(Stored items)
--- --- ---

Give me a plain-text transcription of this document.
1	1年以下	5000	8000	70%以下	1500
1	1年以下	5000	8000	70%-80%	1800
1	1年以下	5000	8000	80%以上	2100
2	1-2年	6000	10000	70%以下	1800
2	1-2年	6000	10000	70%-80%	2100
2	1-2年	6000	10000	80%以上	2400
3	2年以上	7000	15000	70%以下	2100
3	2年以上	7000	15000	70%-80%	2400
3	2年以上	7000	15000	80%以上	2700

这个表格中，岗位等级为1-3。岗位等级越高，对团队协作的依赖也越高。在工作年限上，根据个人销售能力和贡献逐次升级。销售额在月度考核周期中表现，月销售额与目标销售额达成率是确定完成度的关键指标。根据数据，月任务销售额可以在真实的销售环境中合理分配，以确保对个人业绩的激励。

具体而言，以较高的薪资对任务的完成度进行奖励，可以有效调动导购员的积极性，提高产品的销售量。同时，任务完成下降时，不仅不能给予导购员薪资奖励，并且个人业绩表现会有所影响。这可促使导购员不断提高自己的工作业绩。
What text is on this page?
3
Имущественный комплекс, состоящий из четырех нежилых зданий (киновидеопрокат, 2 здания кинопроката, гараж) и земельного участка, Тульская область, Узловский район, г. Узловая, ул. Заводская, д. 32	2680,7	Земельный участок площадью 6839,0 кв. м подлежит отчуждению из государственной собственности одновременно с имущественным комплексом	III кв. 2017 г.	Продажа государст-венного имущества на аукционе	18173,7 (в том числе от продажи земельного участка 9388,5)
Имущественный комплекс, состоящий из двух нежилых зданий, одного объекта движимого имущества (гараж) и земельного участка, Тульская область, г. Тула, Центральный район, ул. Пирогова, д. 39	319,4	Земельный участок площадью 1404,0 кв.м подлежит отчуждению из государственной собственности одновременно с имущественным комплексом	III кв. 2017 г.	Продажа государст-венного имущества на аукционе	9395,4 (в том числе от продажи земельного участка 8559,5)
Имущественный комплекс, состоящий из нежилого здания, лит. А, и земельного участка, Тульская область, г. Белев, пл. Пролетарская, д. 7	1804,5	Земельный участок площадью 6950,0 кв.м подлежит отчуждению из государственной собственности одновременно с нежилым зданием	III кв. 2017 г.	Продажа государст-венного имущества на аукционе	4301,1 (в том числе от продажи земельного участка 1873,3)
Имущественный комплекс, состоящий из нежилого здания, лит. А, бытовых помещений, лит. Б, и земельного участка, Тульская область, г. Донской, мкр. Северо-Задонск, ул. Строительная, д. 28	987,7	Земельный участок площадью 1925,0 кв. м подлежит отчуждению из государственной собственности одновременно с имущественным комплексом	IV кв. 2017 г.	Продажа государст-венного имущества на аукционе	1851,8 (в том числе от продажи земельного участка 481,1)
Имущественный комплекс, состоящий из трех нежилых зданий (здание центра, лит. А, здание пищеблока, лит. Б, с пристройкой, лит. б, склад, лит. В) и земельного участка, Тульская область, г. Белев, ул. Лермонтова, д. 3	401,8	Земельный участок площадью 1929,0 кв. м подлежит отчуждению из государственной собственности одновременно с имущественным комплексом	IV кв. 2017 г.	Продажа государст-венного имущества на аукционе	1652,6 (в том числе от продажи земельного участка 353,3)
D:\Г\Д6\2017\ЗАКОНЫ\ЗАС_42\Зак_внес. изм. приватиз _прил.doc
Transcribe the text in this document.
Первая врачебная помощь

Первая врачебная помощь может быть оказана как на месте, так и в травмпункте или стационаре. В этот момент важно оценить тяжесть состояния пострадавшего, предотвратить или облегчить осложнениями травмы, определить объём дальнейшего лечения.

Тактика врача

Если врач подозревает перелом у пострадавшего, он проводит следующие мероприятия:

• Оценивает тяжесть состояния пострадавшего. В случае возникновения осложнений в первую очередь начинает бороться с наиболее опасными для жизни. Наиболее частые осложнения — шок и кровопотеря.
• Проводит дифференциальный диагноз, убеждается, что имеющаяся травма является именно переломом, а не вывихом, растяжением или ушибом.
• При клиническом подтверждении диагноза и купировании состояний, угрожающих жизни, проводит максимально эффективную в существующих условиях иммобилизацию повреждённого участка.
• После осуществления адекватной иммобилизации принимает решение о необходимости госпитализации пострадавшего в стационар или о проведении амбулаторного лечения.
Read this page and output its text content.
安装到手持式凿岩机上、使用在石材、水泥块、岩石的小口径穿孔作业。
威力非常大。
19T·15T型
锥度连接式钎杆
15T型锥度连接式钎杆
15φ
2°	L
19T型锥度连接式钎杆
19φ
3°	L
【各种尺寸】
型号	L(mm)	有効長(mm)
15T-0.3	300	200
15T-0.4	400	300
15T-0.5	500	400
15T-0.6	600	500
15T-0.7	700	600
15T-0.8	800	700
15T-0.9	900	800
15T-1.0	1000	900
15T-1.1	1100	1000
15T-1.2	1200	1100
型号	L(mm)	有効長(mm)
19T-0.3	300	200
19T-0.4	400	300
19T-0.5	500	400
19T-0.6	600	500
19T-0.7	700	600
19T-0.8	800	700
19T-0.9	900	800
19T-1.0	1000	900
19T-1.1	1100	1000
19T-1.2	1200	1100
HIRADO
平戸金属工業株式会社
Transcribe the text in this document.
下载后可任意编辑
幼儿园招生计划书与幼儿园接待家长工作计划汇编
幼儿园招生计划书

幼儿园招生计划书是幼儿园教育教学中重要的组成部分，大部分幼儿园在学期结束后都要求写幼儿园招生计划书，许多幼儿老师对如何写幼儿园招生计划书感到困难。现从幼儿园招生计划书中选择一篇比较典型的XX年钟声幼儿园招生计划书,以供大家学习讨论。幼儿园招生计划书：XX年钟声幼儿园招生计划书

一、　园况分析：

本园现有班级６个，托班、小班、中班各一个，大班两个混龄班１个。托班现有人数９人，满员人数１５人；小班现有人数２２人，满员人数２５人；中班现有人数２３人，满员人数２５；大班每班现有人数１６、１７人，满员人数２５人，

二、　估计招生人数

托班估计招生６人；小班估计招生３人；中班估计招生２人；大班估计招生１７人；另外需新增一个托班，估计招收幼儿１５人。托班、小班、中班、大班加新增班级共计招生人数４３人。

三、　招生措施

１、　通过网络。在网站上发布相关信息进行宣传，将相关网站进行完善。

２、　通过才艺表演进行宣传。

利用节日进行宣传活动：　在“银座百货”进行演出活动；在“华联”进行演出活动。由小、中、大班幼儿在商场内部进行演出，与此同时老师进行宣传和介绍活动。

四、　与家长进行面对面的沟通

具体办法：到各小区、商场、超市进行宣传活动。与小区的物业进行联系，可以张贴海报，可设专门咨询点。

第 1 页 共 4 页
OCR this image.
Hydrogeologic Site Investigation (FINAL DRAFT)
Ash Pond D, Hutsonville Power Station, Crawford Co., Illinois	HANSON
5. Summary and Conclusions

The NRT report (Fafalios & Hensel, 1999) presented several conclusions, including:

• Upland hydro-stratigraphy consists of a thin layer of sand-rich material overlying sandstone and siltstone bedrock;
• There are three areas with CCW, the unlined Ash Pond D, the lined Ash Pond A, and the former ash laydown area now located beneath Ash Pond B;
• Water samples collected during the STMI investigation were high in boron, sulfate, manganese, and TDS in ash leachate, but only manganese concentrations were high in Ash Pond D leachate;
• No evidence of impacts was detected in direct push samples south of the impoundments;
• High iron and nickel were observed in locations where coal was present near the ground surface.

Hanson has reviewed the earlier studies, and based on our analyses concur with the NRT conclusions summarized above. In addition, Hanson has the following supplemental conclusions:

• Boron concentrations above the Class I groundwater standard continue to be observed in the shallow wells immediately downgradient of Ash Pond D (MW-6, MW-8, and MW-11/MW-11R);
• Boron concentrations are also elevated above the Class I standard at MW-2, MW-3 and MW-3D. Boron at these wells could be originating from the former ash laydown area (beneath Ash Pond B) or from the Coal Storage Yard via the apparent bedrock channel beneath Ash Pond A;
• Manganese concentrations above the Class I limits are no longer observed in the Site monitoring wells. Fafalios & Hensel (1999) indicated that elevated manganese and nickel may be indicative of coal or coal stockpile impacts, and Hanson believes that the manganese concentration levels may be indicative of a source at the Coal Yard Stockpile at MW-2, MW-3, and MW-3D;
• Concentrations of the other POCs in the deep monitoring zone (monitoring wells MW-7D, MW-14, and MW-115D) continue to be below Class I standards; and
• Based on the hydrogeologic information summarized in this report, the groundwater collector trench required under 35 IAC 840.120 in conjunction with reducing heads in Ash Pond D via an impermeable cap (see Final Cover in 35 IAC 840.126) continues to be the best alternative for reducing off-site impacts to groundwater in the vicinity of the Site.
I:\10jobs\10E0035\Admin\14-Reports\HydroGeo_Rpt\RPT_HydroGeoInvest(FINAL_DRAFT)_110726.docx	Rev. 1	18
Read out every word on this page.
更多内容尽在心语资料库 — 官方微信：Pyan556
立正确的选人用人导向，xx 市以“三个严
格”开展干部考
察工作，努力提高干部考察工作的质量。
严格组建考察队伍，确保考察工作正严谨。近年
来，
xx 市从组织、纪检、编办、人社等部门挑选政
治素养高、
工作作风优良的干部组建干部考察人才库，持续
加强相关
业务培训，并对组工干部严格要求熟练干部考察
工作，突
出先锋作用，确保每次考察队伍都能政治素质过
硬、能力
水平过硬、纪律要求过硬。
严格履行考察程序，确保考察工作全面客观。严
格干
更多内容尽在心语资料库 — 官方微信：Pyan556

--- --- ---

◆ SHORT PROBLEM ◆
In the records above, collect each line with "район".

◆ RESPONSE TO THIS EXERCISE ◆
Имущественный комплекс, состоящий из четырех нежилых зданий (киновидеопрокат, 2 здания кинопроката, гараж) и земельного участка, Тульская область, Узловский район, г. Узловая, ул. Заводская, д. 32	2680,7	Земельный участок площадью 6839,0 кв. м подлежит отчуждению из государственной собственности одновременно с имущественным комплексом	III кв. 2017 г.	Продажа государст-венного имущества на аукционе	18173,7 (в том числе от продажи земельного участка 9388,5)
Имущественный комплекс, состоящий из двух нежилых зданий, одного объекта движимого имущества (гараж) и земельного участка, Тульская область, г. Тула, Центральный район, ул. Пирогова, д. 39	319,4	Земельный участок площадью 1404,0 кв.м подлежит отчуждению из государственной собственности одновременно с имущественным комплексом	III кв. 2017 г.	Продажа государст-венного имущества на аукционе	9395,4 (в том числе от продажи земельного участка 8559,5)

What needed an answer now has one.